### THE REQUEST
Whenever a line below holds the word "rodamientos", copy that line.

[Data extracted from a collection]
>> BEGIN

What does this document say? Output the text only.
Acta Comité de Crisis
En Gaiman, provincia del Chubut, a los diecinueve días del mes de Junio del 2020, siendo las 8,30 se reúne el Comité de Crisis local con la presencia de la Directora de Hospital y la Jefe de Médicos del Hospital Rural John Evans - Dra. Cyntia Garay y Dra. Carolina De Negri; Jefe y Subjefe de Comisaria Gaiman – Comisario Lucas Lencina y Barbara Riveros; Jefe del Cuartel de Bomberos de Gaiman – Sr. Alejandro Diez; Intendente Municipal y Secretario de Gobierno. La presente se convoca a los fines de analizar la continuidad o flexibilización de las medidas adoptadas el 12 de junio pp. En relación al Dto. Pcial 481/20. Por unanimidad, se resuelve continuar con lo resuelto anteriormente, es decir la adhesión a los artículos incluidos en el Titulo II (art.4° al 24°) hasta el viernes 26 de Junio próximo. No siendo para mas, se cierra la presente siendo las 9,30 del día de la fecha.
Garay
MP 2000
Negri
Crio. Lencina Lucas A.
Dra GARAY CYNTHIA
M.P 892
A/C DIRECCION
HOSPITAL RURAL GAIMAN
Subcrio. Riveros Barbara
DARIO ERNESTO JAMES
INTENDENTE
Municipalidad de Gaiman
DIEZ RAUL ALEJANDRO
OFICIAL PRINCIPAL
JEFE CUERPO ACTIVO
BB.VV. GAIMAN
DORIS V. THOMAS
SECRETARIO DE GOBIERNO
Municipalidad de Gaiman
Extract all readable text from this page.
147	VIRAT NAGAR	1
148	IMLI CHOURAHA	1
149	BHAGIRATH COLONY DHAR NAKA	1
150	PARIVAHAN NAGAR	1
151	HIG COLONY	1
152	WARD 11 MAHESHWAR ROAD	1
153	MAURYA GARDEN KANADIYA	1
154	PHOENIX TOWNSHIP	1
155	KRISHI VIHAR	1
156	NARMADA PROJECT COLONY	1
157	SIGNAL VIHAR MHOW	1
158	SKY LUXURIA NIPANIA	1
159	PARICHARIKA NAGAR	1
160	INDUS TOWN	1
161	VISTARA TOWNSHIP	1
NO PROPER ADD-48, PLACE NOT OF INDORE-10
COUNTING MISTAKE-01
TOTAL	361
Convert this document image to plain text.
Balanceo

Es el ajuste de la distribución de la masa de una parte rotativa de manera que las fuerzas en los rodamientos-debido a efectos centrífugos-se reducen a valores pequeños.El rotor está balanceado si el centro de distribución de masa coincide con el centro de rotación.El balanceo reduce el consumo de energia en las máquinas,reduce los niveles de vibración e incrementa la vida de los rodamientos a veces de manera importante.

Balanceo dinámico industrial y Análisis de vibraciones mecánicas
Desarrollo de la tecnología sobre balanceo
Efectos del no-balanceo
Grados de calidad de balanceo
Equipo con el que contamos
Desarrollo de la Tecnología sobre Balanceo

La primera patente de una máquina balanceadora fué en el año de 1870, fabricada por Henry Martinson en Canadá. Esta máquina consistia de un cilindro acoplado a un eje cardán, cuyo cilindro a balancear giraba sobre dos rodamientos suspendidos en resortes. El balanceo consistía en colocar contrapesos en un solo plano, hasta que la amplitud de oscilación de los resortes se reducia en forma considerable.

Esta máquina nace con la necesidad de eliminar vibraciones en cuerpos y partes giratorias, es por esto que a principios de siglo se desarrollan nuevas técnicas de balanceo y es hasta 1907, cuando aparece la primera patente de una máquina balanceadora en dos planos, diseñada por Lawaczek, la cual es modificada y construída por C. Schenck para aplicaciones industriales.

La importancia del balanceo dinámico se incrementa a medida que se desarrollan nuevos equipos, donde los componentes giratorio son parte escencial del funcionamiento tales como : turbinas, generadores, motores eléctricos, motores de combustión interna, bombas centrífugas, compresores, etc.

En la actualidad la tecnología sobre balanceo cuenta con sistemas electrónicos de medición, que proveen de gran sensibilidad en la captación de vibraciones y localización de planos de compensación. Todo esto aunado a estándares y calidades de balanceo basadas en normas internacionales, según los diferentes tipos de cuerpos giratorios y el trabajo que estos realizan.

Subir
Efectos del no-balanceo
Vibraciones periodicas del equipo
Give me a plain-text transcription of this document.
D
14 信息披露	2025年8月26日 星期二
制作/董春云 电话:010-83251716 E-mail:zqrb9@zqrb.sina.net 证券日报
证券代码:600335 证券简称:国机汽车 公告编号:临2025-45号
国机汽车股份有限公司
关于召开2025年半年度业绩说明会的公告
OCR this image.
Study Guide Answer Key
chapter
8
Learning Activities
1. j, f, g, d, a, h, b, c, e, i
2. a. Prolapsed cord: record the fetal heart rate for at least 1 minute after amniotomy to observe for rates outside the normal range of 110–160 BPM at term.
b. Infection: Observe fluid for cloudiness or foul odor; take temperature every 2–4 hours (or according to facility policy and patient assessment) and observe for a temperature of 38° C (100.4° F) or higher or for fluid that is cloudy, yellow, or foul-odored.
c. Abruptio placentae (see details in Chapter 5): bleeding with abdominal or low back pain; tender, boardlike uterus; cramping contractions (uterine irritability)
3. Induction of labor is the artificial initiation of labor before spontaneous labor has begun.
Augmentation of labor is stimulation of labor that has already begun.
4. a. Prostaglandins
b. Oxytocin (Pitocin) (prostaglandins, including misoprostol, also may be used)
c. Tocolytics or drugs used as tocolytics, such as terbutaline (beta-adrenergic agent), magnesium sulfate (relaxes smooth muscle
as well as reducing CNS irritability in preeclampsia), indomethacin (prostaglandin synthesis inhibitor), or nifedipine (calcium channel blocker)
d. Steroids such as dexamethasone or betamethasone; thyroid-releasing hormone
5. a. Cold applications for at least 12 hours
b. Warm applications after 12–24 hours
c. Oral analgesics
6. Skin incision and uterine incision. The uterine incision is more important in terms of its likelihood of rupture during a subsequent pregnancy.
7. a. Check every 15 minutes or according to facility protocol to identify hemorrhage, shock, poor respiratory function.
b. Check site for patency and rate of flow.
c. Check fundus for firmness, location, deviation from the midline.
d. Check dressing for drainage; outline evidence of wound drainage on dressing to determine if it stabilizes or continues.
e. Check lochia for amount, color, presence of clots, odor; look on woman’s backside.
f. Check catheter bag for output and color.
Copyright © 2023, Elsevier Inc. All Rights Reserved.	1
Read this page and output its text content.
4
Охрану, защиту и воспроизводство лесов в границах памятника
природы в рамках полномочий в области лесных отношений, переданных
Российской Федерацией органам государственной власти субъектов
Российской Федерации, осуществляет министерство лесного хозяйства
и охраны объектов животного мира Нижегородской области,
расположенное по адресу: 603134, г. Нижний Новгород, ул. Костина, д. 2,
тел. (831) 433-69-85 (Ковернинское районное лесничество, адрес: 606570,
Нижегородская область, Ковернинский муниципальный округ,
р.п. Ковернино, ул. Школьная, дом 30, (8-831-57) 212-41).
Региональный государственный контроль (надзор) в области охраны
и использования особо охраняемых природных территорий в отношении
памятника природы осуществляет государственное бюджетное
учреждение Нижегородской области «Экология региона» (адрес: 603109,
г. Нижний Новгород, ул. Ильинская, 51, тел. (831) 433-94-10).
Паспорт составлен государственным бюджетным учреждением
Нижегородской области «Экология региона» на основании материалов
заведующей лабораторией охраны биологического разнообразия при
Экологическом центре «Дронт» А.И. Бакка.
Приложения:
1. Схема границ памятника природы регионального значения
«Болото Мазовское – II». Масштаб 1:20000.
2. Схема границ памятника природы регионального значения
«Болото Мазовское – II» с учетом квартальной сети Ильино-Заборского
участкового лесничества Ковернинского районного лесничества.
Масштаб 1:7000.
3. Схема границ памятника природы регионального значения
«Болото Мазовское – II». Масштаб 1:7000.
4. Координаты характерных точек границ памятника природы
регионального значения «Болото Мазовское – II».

>> END

### FINAL RESULT
Es el ajuste de la distribución de la masa de una parte rotativa de manera que las fuerzas en los rodamientos-debido a efectos centrífugos-se reducen a valores pequeños.El rotor está balanceado si el centro de distribución de masa coincide con el centro de rotación.El balanceo reduce el consumo de energia en las máquinas,reduce los niveles de vibración e incrementa la vida de los rodamientos a veces de manera importante.
La primera patente de una máquina balanceadora fué en el año de 1870, fabricada por Henry Martinson en Canadá. Esta máquina consistia de un cilindro acoplado a un eje cardán, cuyo cilindro a balancear giraba sobre dos rodamientos suspendidos en resortes. El balanceo consistía en colocar contrapesos en un solo plano, hasta que la amplitud de oscilación de los resortes se reducia en forma considerable.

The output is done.